What to work on:
Reproduce the material in full, exactly as written.

Extracted entries:
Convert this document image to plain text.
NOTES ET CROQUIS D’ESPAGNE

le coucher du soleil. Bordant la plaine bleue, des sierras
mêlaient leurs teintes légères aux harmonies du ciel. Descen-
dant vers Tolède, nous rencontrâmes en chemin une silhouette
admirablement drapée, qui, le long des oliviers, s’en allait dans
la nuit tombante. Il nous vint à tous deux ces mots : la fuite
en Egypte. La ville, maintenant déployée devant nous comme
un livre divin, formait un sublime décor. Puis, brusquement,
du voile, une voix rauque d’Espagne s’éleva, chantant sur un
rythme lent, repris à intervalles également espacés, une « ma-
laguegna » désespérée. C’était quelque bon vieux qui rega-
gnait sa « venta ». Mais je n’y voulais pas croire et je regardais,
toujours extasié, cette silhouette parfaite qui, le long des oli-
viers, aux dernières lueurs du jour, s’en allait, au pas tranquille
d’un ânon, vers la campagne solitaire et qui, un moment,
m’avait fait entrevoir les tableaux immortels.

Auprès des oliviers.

Result:
Convert this document image to plain text.
NOTES ET CROQUIS D’ESPAGNE

le coucher du soleil. Bordant la plaine bleue, des sierras
mêlaient leurs teintes légères aux harmonies du ciel. Descen-
dant vers Tolède, nous rencontrâmes en chemin une silhouette
admirablement drapée, qui, le long des oliviers, s’en allait dans
la nuit tombante. Il nous vint à tous deux ces mots : la fuite
en Egypte. La ville, maintenant déployée devant nous comme
un livre divin, formait un sublime décor. Puis, brusquement,
du voile, une voix rauque d’Espagne s’éleva, chantant sur un
rythme lent, repris à intervalles également espacés, une « ma-
laguegna » désespérée. C’était quelque bon vieux qui rega-
gnait sa « venta ». Mais je n’y voulais pas croire et je regardais,
toujours extasié, cette silhouette parfaite qui, le long des oli-
viers, aux dernières lueurs du jour, s’en allait, au pas tranquille
d’un ânon, vers la campagne solitaire et qui, un moment,
m’avait fait entrevoir les tableaux immortels.

Auprès des oliviers.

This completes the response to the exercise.